* [The task]:
What you return must match the listing below exactly, minus any pictures.

* [Records for processing]:
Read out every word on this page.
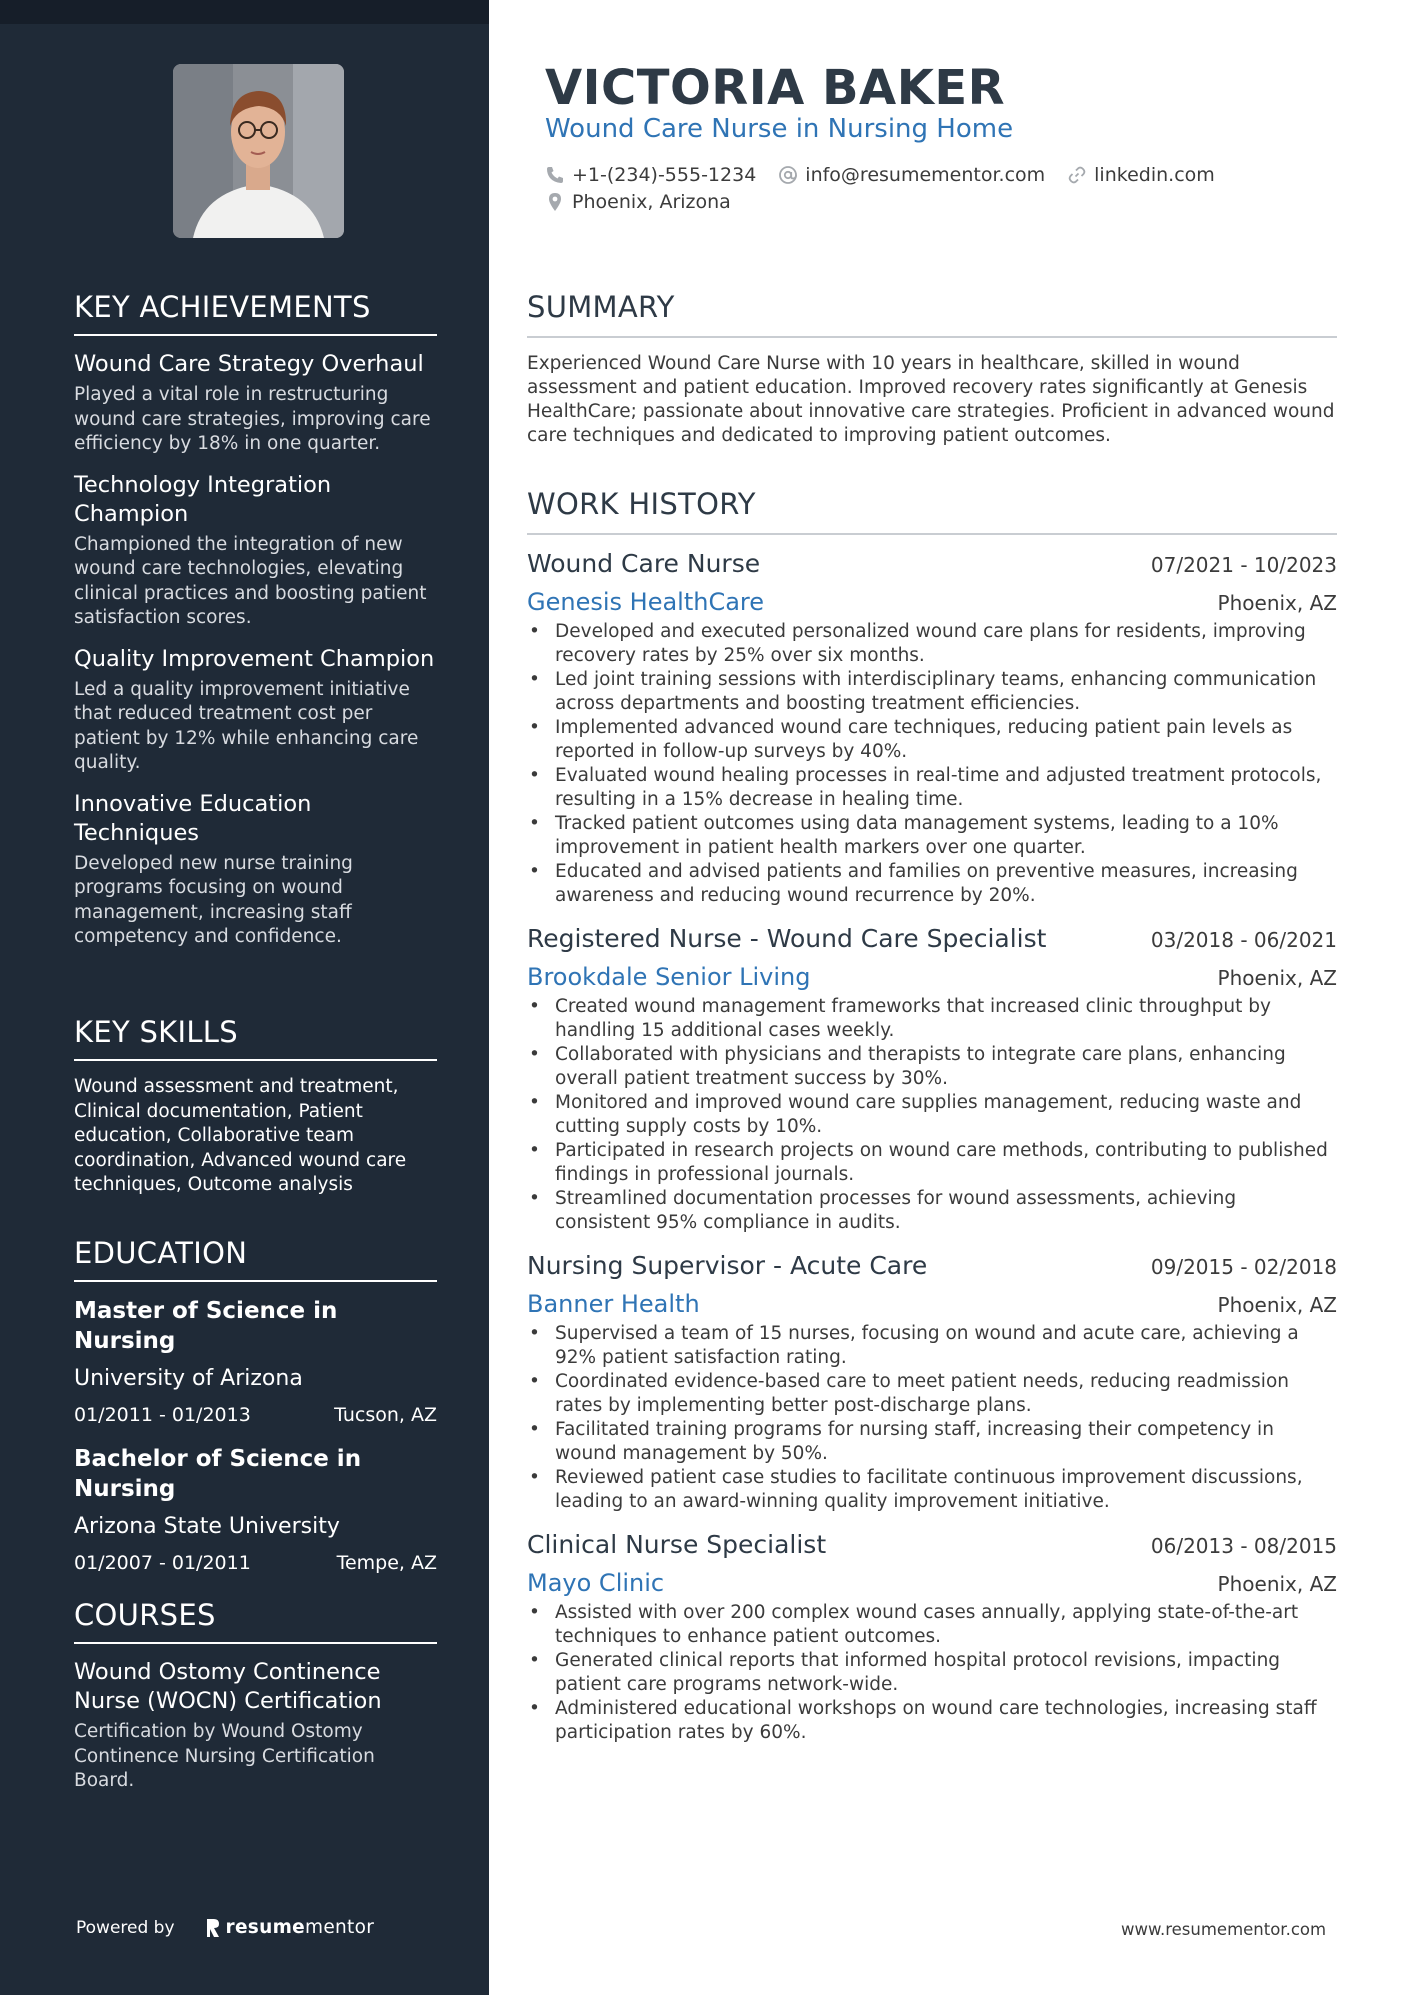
KEY ACHIEVEMENTS
Wound Care Strategy Overhaul
Played a vital role in restructuring wound care strategies, improving care efficiency by 18% in one quarter.
Technology Integration Champion
Championed the integration of new wound care technologies, elevating clinical practices and boosting patient satisfaction scores.
Quality Improvement Champion
Led a quality improvement initiative that reduced treatment cost per patient by 12% while enhancing care quality.
Innovative Education Techniques
Developed new nurse training programs focusing on wound management, increasing staff competency and confidence.
KEY SKILLS
Wound assessment and treatment, Clinical documentation, Patient education, Collaborative team coordination, Advanced wound care techniques, Outcome analysis
EDUCATION
Master of Science in Nursing
University of Arizona
01/2011 - 01/2013	Tucson, AZ
Bachelor of Science in Nursing
Arizona State University
01/2007 - 01/2011	Tempe, AZ
COURSES
Wound Ostomy Continence Nurse (WOCN) Certification
Certification by Wound Ostomy Continence Nursing Certification Board.
Powered by	resumementor
VICTORIA BAKER
Wound Care Nurse in Nursing Home
+1-(234)-555-1234	info@resumementor.com	linkedin.com
Phoenix, Arizona
SUMMARY

Experienced Wound Care Nurse with 10 years in healthcare, skilled in wound assessment and patient education. Improved recovery rates significantly at Genesis HealthCare; passionate about innovative care strategies. Proficient in advanced wound care techniques and dedicated to improving patient outcomes.

WORK HISTORY
Wound Care Nurse	07/2021 - 10/2023
Genesis HealthCare	Phoenix, AZ
• Developed and executed personalized wound care plans for residents, improving recovery rates by 25% over six months.
• Led joint training sessions with interdisciplinary teams, enhancing communication across departments and boosting treatment efficiencies.
• Implemented advanced wound care techniques, reducing patient pain levels as reported in follow-up surveys by 40%.
• Evaluated wound healing processes in real-time and adjusted treatment protocols, resulting in a 15% decrease in healing time.
• Tracked patient outcomes using data management systems, leading to a 10% improvement in patient health markers over one quarter.
• Educated and advised patients and families on preventive measures, increasing awareness and reducing wound recurrence by 20%.
Registered Nurse - Wound Care Specialist	03/2018 - 06/2021
Brookdale Senior Living	Phoenix, AZ
• Created wound management frameworks that increased clinic throughput by handling 15 additional cases weekly.
• Collaborated with physicians and therapists to integrate care plans, enhancing overall patient treatment success by 30%.
• Monitored and improved wound care supplies management, reducing waste and cutting supply costs by 10%.
• Participated in research projects on wound care methods, contributing to published findings in professional journals.
• Streamlined documentation processes for wound assessments, achieving consistent 95% compliance in audits.
Nursing Supervisor - Acute Care	09/2015 - 02/2018
Banner Health	Phoenix, AZ
• Supervised a team of 15 nurses, focusing on wound and acute care, achieving a 92% patient satisfaction rating.
• Coordinated evidence-based care to meet patient needs, reducing readmission rates by implementing better post-discharge plans.
• Facilitated training programs for nursing staff, increasing their competency in wound management by 50%.
• Reviewed patient case studies to facilitate continuous improvement discussions, leading to an award-winning quality improvement initiative.
Clinical Nurse Specialist	06/2013 - 08/2015
Mayo Clinic	Phoenix, AZ
• Assisted with over 200 complex wound cases annually, applying state-of-the-art techniques to enhance patient outcomes.
• Generated clinical reports that informed hospital protocol revisions, impacting patient care programs network-wide.
• Administered educational workshops on wound care technologies, increasing staff participation rates by 60%.
www.resumementor.com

* [Answer to this exercise]:
Read out every word on this page.
KEY ACHIEVEMENTS
Wound Care Strategy Overhaul
Played a vital role in restructuring wound care strategies, improving care efficiency by 18% in one quarter.
Technology Integration Champion
Championed the integration of new wound care technologies, elevating clinical practices and boosting patient satisfaction scores.
Quality Improvement Champion
Led a quality improvement initiative that reduced treatment cost per patient by 12% while enhancing care quality.
Innovative Education Techniques
Developed new nurse training programs focusing on wound management, increasing staff competency and confidence.
KEY SKILLS
Wound assessment and treatment, Clinical documentation, Patient education, Collaborative team coordination, Advanced wound care techniques, Outcome analysis
EDUCATION
Master of Science in Nursing
University of Arizona
01/2011 - 01/2013	Tucson, AZ
Bachelor of Science in Nursing
Arizona State University
01/2007 - 01/2011	Tempe, AZ
COURSES
Wound Ostomy Continence Nurse (WOCN) Certification
Certification by Wound Ostomy Continence Nursing Certification Board.
Powered by	resumementor
VICTORIA BAKER
Wound Care Nurse in Nursing Home
+1-(234)-555-1234	info@resumementor.com	linkedin.com
Phoenix, Arizona
SUMMARY

Experienced Wound Care Nurse with 10 years in healthcare, skilled in wound assessment and patient education. Improved recovery rates significantly at Genesis HealthCare; passionate about innovative care strategies. Proficient in advanced wound care techniques and dedicated to improving patient outcomes.

WORK HISTORY
Wound Care Nurse	07/2021 - 10/2023
Genesis HealthCare	Phoenix, AZ
• Developed and executed personalized wound care plans for residents, improving recovery rates by 25% over six months.
• Led joint training sessions with interdisciplinary teams, enhancing communication across departments and boosting treatment efficiencies.
• Implemented advanced wound care techniques, reducing patient pain levels as reported in follow-up surveys by 40%.
• Evaluated wound healing processes in real-time and adjusted treatment protocols, resulting in a 15% decrease in healing time.
• Tracked patient outcomes using data management systems, leading to a 10% improvement in patient health markers over one quarter.
• Educated and advised patients and families on preventive measures, increasing awareness and reducing wound recurrence by 20%.
Registered Nurse - Wound Care Specialist	03/2018 - 06/2021
Brookdale Senior Living	Phoenix, AZ
• Created wound management frameworks that increased clinic throughput by handling 15 additional cases weekly.
• Collaborated with physicians and therapists to integrate care plans, enhancing overall patient treatment success by 30%.
• Monitored and improved wound care supplies management, reducing waste and cutting supply costs by 10%.
• Participated in research projects on wound care methods, contributing to published findings in professional journals.
• Streamlined documentation processes for wound assessments, achieving consistent 95% compliance in audits.
Nursing Supervisor - Acute Care	09/2015 - 02/2018
Banner Health	Phoenix, AZ
• Supervised a team of 15 nurses, focusing on wound and acute care, achieving a 92% patient satisfaction rating.
• Coordinated evidence-based care to meet patient needs, reducing readmission rates by implementing better post-discharge plans.
• Facilitated training programs for nursing staff, increasing their competency in wound management by 50%.
• Reviewed patient case studies to facilitate continuous improvement discussions, leading to an award-winning quality improvement initiative.
Clinical Nurse Specialist	06/2013 - 08/2015
Mayo Clinic	Phoenix, AZ
• Assisted with over 200 complex wound cases annually, applying state-of-the-art techniques to enhance patient outcomes.
• Generated clinical reports that informed hospital protocol revisions, impacting patient care programs network-wide.
• Administered educational workshops on wound care technologies, increasing staff participation rates by 60%.
www.resumementor.com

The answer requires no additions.